##### SUPPLIED INFORMATION #####

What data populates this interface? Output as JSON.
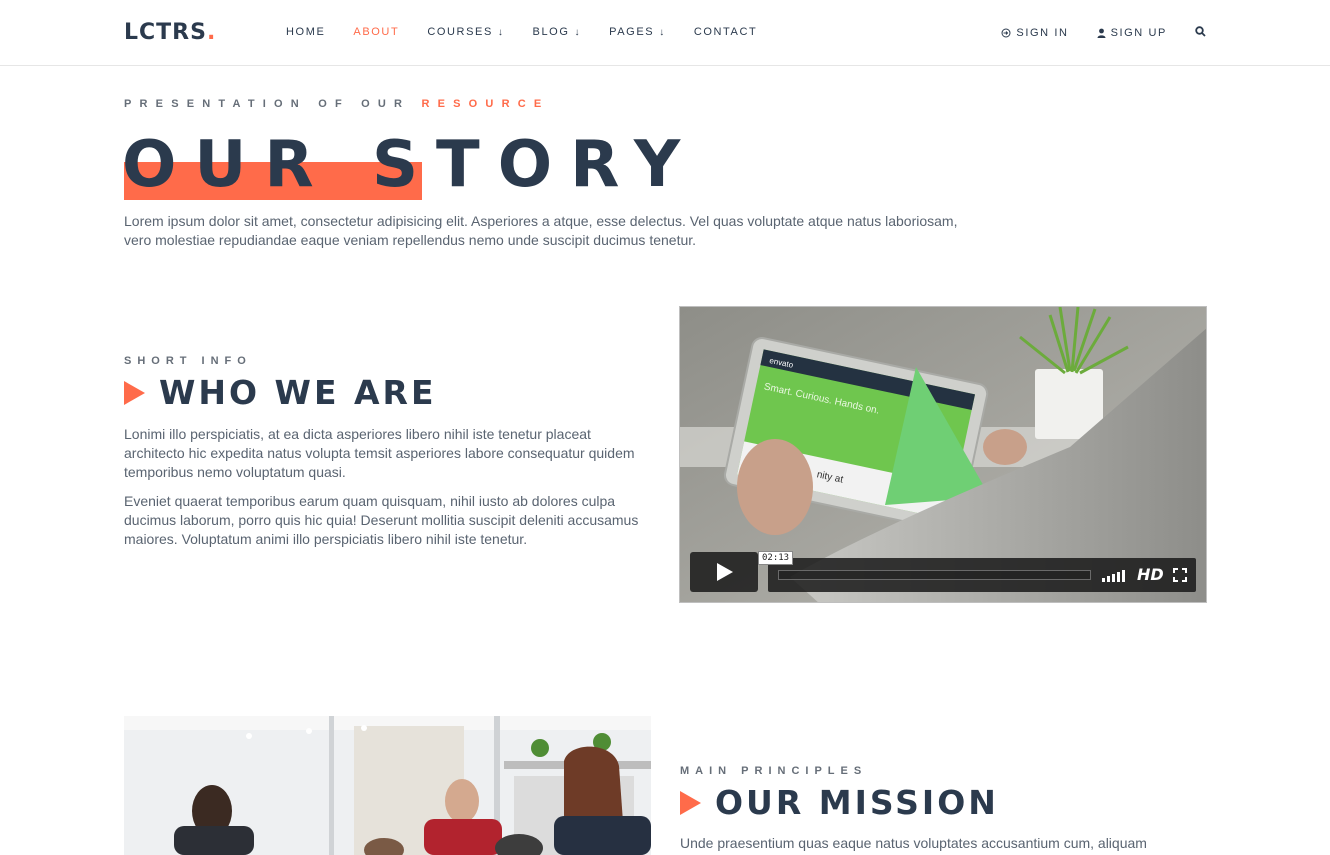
{
  "brand": {
    "name": "LCTRS",
    "dot": "."
  },
  "nav": {
    "items": [
      {
        "label": "HOME",
        "active": false,
        "dropdown": false
      },
      {
        "label": "ABOUT",
        "active": true,
        "dropdown": false
      },
      {
        "label": "COURSES",
        "active": false,
        "dropdown": true
      },
      {
        "label": "BLOG",
        "active": false,
        "dropdown": true
      },
      {
        "label": "PAGES",
        "active": false,
        "dropdown": true
      },
      {
        "label": "CONTACT",
        "active": false,
        "dropdown": false
      }
    ],
    "sign_in": "SIGN IN",
    "sign_up": "SIGN UP",
    "search_icon": "search-icon"
  },
  "hero": {
    "eyebrow_prefix": "PRESENTATION OF OUR",
    "eyebrow_accent": "RESOURCE",
    "title": "OUR STORY",
    "text": "Lorem ipsum dolor sit amet, consectetur adipisicing elit. Asperiores a atque, esse delectus. Vel quas voluptate atque natus laboriosam, vero molestiae repudiandae eaque veniam repellendus nemo unde suscipit ducimus tenetur."
  },
  "who": {
    "eyebrow": "SHORT INFO",
    "heading": "WHO WE ARE",
    "p1": "Lonimi illo perspiciatis, at ea dicta asperiores libero nihil iste tenetur placeat architecto hic expedita natus volupta temsit asperiores labore consequatur quidem temporibus nemo voluptatum quasi.",
    "p2": "Eveniet quaerat temporibus earum quam quisquam, nihil iusto ab dolores culpa ducimus laborum, porro quis hic quia! Deserunt mollitia suscipit deleniti accusamus maiores. Voluptatum animi illo perspiciatis libero nihil iste tenetur."
  },
  "video": {
    "timecode": "02:13",
    "hd_label": "HD",
    "screen_brand": "envato",
    "screen_headline": "Smart. Curious. Hands on.",
    "screen_snippet": "nity at",
    "progress_fraction": 0
  },
  "mission": {
    "eyebrow": "MAIN PRINCIPLES",
    "heading": "OUR MISSION",
    "text": "Unde praesentium quas eaque natus voluptates accusantium cum, aliquam"
  },
  "colors": {
    "accent": "#ff6b4a",
    "navy": "#2b3a4d",
    "body_text": "#5a6471"
  }
}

#####

**WHAT IS NEEDED:** Find each line holding the word "illo" and copy it.

**SOLUTION TO THE PROBLEM:**
    "p1": "Lonimi illo perspiciatis, at ea dicta asperiores libero nihil iste tenetur placeat architecto hic expedita natus volupta temsit asperiores labore consequatur quidem temporibus nemo voluptatum quasi.",
    "p2": "Eveniet quaerat temporibus earum quam quisquam, nihil iusto ab dolores culpa ducimus laborum, porro quis hic quia! Deserunt mollitia suscipit deleniti accusamus maiores. Voluptatum animi illo perspiciatis libero nihil iste tenetur."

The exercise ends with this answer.